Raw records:

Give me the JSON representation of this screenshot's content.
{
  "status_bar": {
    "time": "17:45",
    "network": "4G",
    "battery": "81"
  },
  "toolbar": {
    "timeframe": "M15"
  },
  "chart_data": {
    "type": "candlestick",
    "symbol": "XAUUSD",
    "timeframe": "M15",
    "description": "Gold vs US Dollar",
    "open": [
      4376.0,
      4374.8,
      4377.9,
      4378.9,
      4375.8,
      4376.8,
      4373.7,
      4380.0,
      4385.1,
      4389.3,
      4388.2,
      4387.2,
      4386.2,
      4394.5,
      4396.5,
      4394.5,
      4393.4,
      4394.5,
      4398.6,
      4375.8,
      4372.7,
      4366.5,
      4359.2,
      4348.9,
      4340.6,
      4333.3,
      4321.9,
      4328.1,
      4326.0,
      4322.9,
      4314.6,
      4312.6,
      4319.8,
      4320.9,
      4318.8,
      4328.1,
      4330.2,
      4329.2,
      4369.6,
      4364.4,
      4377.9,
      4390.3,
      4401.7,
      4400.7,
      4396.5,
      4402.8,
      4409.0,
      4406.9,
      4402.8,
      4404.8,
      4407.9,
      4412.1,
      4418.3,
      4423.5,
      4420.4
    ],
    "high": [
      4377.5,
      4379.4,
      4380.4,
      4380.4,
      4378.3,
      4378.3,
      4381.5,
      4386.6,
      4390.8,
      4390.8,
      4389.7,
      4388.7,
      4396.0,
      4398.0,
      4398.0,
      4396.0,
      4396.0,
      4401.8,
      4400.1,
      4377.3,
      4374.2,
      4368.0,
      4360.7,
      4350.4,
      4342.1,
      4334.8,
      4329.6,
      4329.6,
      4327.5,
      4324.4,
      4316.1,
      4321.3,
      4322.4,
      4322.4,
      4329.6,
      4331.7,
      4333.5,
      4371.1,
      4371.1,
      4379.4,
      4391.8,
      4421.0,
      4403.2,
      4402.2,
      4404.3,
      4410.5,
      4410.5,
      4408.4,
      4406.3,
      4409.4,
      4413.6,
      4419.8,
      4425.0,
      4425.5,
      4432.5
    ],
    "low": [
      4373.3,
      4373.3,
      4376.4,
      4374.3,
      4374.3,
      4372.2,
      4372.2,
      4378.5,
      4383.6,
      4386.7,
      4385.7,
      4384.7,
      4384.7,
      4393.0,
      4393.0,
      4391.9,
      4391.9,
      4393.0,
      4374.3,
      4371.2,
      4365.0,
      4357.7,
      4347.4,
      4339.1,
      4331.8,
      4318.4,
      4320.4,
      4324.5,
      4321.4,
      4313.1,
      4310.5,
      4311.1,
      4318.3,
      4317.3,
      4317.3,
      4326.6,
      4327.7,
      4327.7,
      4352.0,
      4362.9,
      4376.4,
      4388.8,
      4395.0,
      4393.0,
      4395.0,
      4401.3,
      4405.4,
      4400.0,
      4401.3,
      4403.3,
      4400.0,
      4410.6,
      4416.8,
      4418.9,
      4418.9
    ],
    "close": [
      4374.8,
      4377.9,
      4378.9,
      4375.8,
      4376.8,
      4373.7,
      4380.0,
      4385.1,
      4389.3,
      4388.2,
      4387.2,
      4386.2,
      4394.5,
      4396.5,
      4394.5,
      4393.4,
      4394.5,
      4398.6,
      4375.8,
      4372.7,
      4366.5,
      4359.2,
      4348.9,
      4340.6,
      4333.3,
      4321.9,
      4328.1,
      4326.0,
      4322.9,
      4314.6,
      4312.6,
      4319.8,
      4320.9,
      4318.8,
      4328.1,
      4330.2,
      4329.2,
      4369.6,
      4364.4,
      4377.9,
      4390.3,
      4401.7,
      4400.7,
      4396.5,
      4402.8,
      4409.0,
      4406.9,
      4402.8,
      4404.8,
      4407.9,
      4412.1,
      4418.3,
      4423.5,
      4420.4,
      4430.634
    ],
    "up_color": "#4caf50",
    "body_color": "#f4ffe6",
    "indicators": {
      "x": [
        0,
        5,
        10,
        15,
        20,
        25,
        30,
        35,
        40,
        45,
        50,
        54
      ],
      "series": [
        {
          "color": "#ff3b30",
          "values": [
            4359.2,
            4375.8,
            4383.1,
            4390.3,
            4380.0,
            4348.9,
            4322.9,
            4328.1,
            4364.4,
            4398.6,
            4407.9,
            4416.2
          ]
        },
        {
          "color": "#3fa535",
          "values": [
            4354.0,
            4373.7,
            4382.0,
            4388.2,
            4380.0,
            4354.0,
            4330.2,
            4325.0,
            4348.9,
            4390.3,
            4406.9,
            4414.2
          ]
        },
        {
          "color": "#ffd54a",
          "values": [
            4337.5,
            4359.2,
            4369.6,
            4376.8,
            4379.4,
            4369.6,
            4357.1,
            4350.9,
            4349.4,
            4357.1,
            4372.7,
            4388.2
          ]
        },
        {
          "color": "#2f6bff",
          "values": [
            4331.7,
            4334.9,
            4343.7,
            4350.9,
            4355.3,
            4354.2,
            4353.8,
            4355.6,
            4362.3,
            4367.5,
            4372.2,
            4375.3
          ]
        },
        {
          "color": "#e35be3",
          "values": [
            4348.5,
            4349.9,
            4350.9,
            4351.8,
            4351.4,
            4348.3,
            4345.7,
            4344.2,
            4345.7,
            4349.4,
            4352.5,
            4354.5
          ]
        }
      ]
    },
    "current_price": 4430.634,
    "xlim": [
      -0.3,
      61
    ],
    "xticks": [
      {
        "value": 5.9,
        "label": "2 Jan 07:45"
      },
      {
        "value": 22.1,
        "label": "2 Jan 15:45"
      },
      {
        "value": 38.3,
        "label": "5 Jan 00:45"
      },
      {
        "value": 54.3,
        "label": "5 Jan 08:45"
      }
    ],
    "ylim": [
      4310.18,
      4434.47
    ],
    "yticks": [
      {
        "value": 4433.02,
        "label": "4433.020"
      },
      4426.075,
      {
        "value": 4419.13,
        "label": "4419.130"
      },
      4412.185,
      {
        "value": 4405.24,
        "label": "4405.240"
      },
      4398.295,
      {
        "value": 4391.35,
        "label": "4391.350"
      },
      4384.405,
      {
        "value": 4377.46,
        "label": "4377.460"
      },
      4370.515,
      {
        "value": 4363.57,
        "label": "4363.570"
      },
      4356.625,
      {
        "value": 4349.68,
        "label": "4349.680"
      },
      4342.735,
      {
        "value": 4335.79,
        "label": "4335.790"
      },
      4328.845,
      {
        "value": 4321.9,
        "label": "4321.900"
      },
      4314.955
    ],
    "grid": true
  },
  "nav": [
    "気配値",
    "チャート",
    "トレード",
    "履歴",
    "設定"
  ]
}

* _To be done_
From the records above, extract every entry exactly as given.

* _Task output_
Give me the JSON representation of this screenshot's content.
{
  "status_bar": {
    "time": "17:45",
    "network": "4G",
    "battery": "81"
  },
  "toolbar": {
    "timeframe": "M15"
  },
  "chart_data": {
    "type": "candlestick",
    "symbol": "XAUUSD",
    "timeframe": "M15",
    "description": "Gold vs US Dollar",
    "open": [
      4376.0,
      4374.8,
      4377.9,
      4378.9,
      4375.8,
      4376.8,
      4373.7,
      4380.0,
      4385.1,
      4389.3,
      4388.2,
      4387.2,
      4386.2,
      4394.5,
      4396.5,
      4394.5,
      4393.4,
      4394.5,
      4398.6,
      4375.8,
      4372.7,
      4366.5,
      4359.2,
      4348.9,
      4340.6,
      4333.3,
      4321.9,
      4328.1,
      4326.0,
      4322.9,
      4314.6,
      4312.6,
      4319.8,
      4320.9,
      4318.8,
      4328.1,
      4330.2,
      4329.2,
      4369.6,
      4364.4,
      4377.9,
      4390.3,
      4401.7,
      4400.7,
      4396.5,
      4402.8,
      4409.0,
      4406.9,
      4402.8,
      4404.8,
      4407.9,
      4412.1,
      4418.3,
      4423.5,
      4420.4
    ],
    "high": [
      4377.5,
      4379.4,
      4380.4,
      4380.4,
      4378.3,
      4378.3,
      4381.5,
      4386.6,
      4390.8,
      4390.8,
      4389.7,
      4388.7,
      4396.0,
      4398.0,
      4398.0,
      4396.0,
      4396.0,
      4401.8,
      4400.1,
      4377.3,
      4374.2,
      4368.0,
      4360.7,
      4350.4,
      4342.1,
      4334.8,
      4329.6,
      4329.6,
      4327.5,
      4324.4,
      4316.1,
      4321.3,
      4322.4,
      4322.4,
      4329.6,
      4331.7,
      4333.5,
      4371.1,
      4371.1,
      4379.4,
      4391.8,
      4421.0,
      4403.2,
      4402.2,
      4404.3,
      4410.5,
      4410.5,
      4408.4,
      4406.3,
      4409.4,
      4413.6,
      4419.8,
      4425.0,
      4425.5,
      4432.5
    ],
    "low": [
      4373.3,
      4373.3,
      4376.4,
      4374.3,
      4374.3,
      4372.2,
      4372.2,
      4378.5,
      4383.6,
      4386.7,
      4385.7,
      4384.7,
      4384.7,
      4393.0,
      4393.0,
      4391.9,
      4391.9,
      4393.0,
      4374.3,
      4371.2,
      4365.0,
      4357.7,
      4347.4,
      4339.1,
      4331.8,
      4318.4,
      4320.4,
      4324.5,
      4321.4,
      4313.1,
      4310.5,
      4311.1,
      4318.3,
      4317.3,
      4317.3,
      4326.6,
      4327.7,
      4327.7,
      4352.0,
      4362.9,
      4376.4,
      4388.8,
      4395.0,
      4393.0,
      4395.0,
      4401.3,
      4405.4,
      4400.0,
      4401.3,
      4403.3,
      4400.0,
      4410.6,
      4416.8,
      4418.9,
      4418.9
    ],
    "close": [
      4374.8,
      4377.9,
      4378.9,
      4375.8,
      4376.8,
      4373.7,
      4380.0,
      4385.1,
      4389.3,
      4388.2,
      4387.2,
      4386.2,
      4394.5,
      4396.5,
      4394.5,
      4393.4,
      4394.5,
      4398.6,
      4375.8,
      4372.7,
      4366.5,
      4359.2,
      4348.9,
      4340.6,
      4333.3,
      4321.9,
      4328.1,
      4326.0,
      4322.9,
      4314.6,
      4312.6,
      4319.8,
      4320.9,
      4318.8,
      4328.1,
      4330.2,
      4329.2,
      4369.6,
      4364.4,
      4377.9,
      4390.3,
      4401.7,
      4400.7,
      4396.5,
      4402.8,
      4409.0,
      4406.9,
      4402.8,
      4404.8,
      4407.9,
      4412.1,
      4418.3,
      4423.5,
      4420.4,
      4430.634
    ],
    "up_color": "#4caf50",
    "body_color": "#f4ffe6",
    "indicators": {
      "x": [
        0,
        5,
        10,
        15,
        20,
        25,
        30,
        35,
        40,
        45,
        50,
        54
      ],
      "series": [
        {
          "color": "#ff3b30",
          "values": [
            4359.2,
            4375.8,
            4383.1,
            4390.3,
            4380.0,
            4348.9,
            4322.9,
            4328.1,
            4364.4,
            4398.6,
            4407.9,
            4416.2
          ]
        },
        {
          "color": "#3fa535",
          "values": [
            4354.0,
            4373.7,
            4382.0,
            4388.2,
            4380.0,
            4354.0,
            4330.2,
            4325.0,
            4348.9,
            4390.3,
            4406.9,
            4414.2
          ]
        },
        {
          "color": "#ffd54a",
          "values": [
            4337.5,
            4359.2,
            4369.6,
            4376.8,
            4379.4,
            4369.6,
            4357.1,
            4350.9,
            4349.4,
            4357.1,
            4372.7,
            4388.2
          ]
        },
        {
          "color": "#2f6bff",
          "values": [
            4331.7,
            4334.9,
            4343.7,
            4350.9,
            4355.3,
            4354.2,
            4353.8,
            4355.6,
            4362.3,
            4367.5,
            4372.2,
            4375.3
          ]
        },
        {
          "color": "#e35be3",
          "values": [
            4348.5,
            4349.9,
            4350.9,
            4351.8,
            4351.4,
            4348.3,
            4345.7,
            4344.2,
            4345.7,
            4349.4,
            4352.5,
            4354.5
          ]
        }
      ]
    },
    "current_price": 4430.634,
    "xlim": [
      -0.3,
      61
    ],
    "xticks": [
      {
        "value": 5.9,
        "label": "2 Jan 07:45"
      },
      {
        "value": 22.1,
        "label": "2 Jan 15:45"
      },
      {
        "value": 38.3,
        "label": "5 Jan 00:45"
      },
      {
        "value": 54.3,
        "label": "5 Jan 08:45"
      }
    ],
    "ylim": [
      4310.18,
      4434.47
    ],
    "yticks": [
      {
        "value": 4433.02,
        "label": "4433.020"
      },
      4426.075,
      {
        "value": 4419.13,
        "label": "4419.130"
      },
      4412.185,
      {
        "value": 4405.24,
        "label": "4405.240"
      },
      4398.295,
      {
        "value": 4391.35,
        "label": "4391.350"
      },
      4384.405,
      {
        "value": 4377.46,
        "label": "4377.460"
      },
      4370.515,
      {
        "value": 4363.57,
        "label": "4363.570"
      },
      4356.625,
      {
        "value": 4349.68,
        "label": "4349.680"
      },
      4342.735,
      {
        "value": 4335.79,
        "label": "4335.790"
      },
      4328.845,
      {
        "value": 4321.9,
        "label": "4321.900"
      },
      4314.955
    ],
    "grid": true
  },
  "nav": [
    "気配値",
    "チャート",
    "トレード",
    "履歴",
    "設定"
  ]
}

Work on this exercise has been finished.